▶ _What is expected_: Look through the listing and locate every line containing the word "name"; copy those lines.

Figure record extracts:

===============

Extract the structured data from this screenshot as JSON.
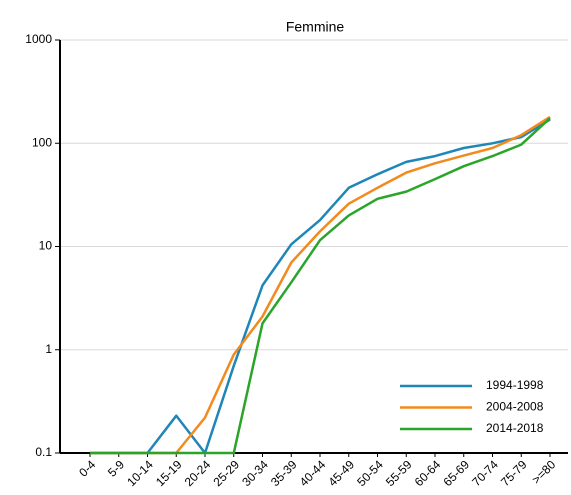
{
  "chart_data": {
    "type": "line",
    "title": "Femmine",
    "categories": [
      "0-4",
      "5-9",
      "10-14",
      "15-19",
      "20-24",
      "25-29",
      "30-34",
      "35-39",
      "40-44",
      "45-49",
      "50-54",
      "55-59",
      "60-64",
      "65-69",
      "70-74",
      "75-79",
      ">=80"
    ],
    "series": [
      {
        "name": "1994-1998",
        "color": "#1f86b8",
        "values": [
          0.1,
          0.1,
          0.1,
          0.23,
          0.1,
          0.7,
          4.2,
          10.5,
          18,
          37,
          50,
          66,
          75,
          90,
          100,
          115,
          170
        ]
      },
      {
        "name": "2004-2008",
        "color": "#f28a1e",
        "values": [
          0.1,
          0.1,
          0.1,
          0.1,
          0.22,
          0.9,
          2.1,
          7,
          14,
          26,
          37,
          52,
          64,
          76,
          90,
          120,
          180
        ]
      },
      {
        "name": "2014-2018",
        "color": "#2aa52a",
        "values": [
          0.1,
          0.1,
          0.1,
          0.1,
          0.1,
          0.1,
          1.8,
          4.5,
          11.5,
          20,
          29,
          34,
          45,
          60,
          75,
          97,
          175
        ]
      }
    ],
    "ylim": [
      0.1,
      1000
    ],
    "yticks": [
      0.1,
      1,
      10,
      100,
      1000
    ],
    "log_scale": true,
    "grid": true,
    "legend": "lower right"
  }
}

===============

▶ _Response to the task_:
        "name": "1994-1998",
        "name": "2004-2008",
        "name": "2014-2018",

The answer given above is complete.